▶ EXTRACT PROVIDED
────────────────────
Name: Bob Boyken
Member since: 2000-07-19 14:59:44
Last Login: N/A

Homepage: www.bloomington.in.us/~rboyken

Notes:

Aspiring open source developer. Linux enthusiast since mid-1997. Last dozen or so years have been spent developing applications for DOS/Windows. I've been teaching myself Perl, Python, and PHP in the hope that one day I could get a gig doing it professionally. DREAM REALIZED! Recently hired to help a small team migrate a suite of ColdFusion applications to PHP. I'm also charged with establishing an intranet portal that will link to these and other applications. My marching orders are to use open source solutions exclusively and to teach the other developers to do likewise. I find open source programs that come close to what we need and then I make the modifications that my management asks for and roll those changes back to whoever "owns" that open source project.

Recent blog entries by boyken

Microsoft: hardware and software now one

I just received a nice new Dell PC that my boss is having me set up as a web application server. I was very surprised to see a Microsoft Windows 98, Second Edition sticker firmly affixed to the side of the PC. We had always intended to fully dump the OS and install Linux, but this made me curious enough to boot into Windows in order to read the EULA. It seems that Microsoft now considers the software (Windows 98) and the hardware a "single, integrated unit." You are expressly prohibited from selling or giving away your copy of the operation system without selling or giving the hardware to the same person! Of course, it didn't matter because all we got was a recovery CD.
────────────────────
▶ EXCERPTED DATA
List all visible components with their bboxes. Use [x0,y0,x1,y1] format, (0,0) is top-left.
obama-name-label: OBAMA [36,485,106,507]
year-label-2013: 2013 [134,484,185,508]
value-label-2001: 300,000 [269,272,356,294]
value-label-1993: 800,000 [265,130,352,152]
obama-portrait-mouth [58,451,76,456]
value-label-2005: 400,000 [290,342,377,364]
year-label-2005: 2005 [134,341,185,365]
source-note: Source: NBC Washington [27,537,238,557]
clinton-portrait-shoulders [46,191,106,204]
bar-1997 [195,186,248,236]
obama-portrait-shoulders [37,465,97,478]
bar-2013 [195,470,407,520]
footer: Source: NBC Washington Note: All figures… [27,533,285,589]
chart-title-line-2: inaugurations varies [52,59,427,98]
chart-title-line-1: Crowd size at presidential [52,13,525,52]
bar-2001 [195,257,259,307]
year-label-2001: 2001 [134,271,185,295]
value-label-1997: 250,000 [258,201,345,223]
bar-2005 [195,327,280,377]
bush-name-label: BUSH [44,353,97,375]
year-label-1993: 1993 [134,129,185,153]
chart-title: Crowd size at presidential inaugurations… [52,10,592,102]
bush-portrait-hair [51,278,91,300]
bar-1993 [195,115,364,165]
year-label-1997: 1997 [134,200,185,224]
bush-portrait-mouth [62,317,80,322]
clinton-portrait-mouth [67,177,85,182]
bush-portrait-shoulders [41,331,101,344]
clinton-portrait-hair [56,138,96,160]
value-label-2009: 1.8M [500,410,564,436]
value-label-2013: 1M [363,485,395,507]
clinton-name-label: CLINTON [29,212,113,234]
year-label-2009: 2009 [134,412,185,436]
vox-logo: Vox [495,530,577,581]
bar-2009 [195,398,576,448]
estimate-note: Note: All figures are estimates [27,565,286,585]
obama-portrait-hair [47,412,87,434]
────────────────────
▶ ASSIGNED TASK
Duplicate the portion of the member profile from "I just received" to "a recovery CD.". This listing is not involved in the work here.

▶ ANSWER BOX
I just received a nice new Dell PC that my boss is having me set up as a web application server. I was very surprised to see a Microsoft Windows 98, Second Edition sticker firmly affixed to the side of the PC. We had always intended to fully dump the OS and install Linux, but this made me curious enough to boot into Windows in order to read the EULA. It seems that Microsoft now considers the software (Windows 98) and the hardware a "single, integrated unit." You are expressly prohibited from selling or giving away your copy of the operation system without selling or giving the hardware to the same person! Of course, it didn't matter because all we got was a recovery CD.